### The task
The records that follow must be repeated verbatim, every one of them.

** Start Data excerpts **

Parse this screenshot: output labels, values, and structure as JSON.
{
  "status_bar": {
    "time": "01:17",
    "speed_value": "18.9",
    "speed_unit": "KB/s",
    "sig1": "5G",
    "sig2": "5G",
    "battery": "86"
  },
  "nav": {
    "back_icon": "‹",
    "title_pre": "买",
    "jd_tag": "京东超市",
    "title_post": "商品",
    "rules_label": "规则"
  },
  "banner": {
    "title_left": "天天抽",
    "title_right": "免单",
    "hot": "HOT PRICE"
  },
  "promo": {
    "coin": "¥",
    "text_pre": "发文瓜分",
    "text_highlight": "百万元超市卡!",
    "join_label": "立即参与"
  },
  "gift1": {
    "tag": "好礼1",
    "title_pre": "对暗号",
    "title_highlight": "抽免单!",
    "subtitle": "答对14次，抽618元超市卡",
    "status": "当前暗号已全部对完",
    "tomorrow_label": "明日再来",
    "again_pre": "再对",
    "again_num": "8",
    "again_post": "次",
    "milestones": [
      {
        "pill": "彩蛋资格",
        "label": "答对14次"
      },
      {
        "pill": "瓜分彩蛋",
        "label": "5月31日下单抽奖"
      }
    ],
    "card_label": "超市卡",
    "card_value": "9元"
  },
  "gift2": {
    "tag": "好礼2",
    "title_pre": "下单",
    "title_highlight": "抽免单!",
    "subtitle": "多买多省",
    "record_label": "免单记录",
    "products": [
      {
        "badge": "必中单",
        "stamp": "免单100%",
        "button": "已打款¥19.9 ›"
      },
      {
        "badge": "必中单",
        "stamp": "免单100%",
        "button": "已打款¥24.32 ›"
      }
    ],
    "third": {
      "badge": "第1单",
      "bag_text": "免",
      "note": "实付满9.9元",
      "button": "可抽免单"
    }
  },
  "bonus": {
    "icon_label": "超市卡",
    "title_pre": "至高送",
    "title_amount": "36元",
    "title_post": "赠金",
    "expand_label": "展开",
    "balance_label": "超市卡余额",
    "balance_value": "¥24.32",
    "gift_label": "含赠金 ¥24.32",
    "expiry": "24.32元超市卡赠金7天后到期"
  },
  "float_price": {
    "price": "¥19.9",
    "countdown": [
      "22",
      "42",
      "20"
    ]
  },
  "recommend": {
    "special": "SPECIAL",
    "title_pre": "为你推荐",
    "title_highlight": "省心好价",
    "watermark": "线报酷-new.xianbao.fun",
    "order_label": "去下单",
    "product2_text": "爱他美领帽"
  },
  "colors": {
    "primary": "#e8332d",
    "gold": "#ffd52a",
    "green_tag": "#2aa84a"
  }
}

** End Data excerpts **

### Result for this task
Parse this screenshot: output labels, values, and structure as JSON.
{
  "status_bar": {
    "time": "01:17",
    "speed_value": "18.9",
    "speed_unit": "KB/s",
    "sig1": "5G",
    "sig2": "5G",
    "battery": "86"
  },
  "nav": {
    "back_icon": "‹",
    "title_pre": "买",
    "jd_tag": "京东超市",
    "title_post": "商品",
    "rules_label": "规则"
  },
  "banner": {
    "title_left": "天天抽",
    "title_right": "免单",
    "hot": "HOT PRICE"
  },
  "promo": {
    "coin": "¥",
    "text_pre": "发文瓜分",
    "text_highlight": "百万元超市卡!",
    "join_label": "立即参与"
  },
  "gift1": {
    "tag": "好礼1",
    "title_pre": "对暗号",
    "title_highlight": "抽免单!",
    "subtitle": "答对14次，抽618元超市卡",
    "status": "当前暗号已全部对完",
    "tomorrow_label": "明日再来",
    "again_pre": "再对",
    "again_num": "8",
    "again_post": "次",
    "milestones": [
      {
        "pill": "彩蛋资格",
        "label": "答对14次"
      },
      {
        "pill": "瓜分彩蛋",
        "label": "5月31日下单抽奖"
      }
    ],
    "card_label": "超市卡",
    "card_value": "9元"
  },
  "gift2": {
    "tag": "好礼2",
    "title_pre": "下单",
    "title_highlight": "抽免单!",
    "subtitle": "多买多省",
    "record_label": "免单记录",
    "products": [
      {
        "badge": "必中单",
        "stamp": "免单100%",
        "button": "已打款¥19.9 ›"
      },
      {
        "badge": "必中单",
        "stamp": "免单100%",
        "button": "已打款¥24.32 ›"
      }
    ],
    "third": {
      "badge": "第1单",
      "bag_text": "免",
      "note": "实付满9.9元",
      "button": "可抽免单"
    }
  },
  "bonus": {
    "icon_label": "超市卡",
    "title_pre": "至高送",
    "title_amount": "36元",
    "title_post": "赠金",
    "expand_label": "展开",
    "balance_label": "超市卡余额",
    "balance_value": "¥24.32",
    "gift_label": "含赠金 ¥24.32",
    "expiry": "24.32元超市卡赠金7天后到期"
  },
  "float_price": {
    "price": "¥19.9",
    "countdown": [
      "22",
      "42",
      "20"
    ]
  },
  "recommend": {
    "special": "SPECIAL",
    "title_pre": "为你推荐",
    "title_highlight": "省心好价",
    "watermark": "线报酷-new.xianbao.fun",
    "order_label": "去下单",
    "product2_text": "爱他美领帽"
  },
  "colors": {
    "primary": "#e8332d",
    "gold": "#ffd52a",
    "green_tag": "#2aa84a"
  }
}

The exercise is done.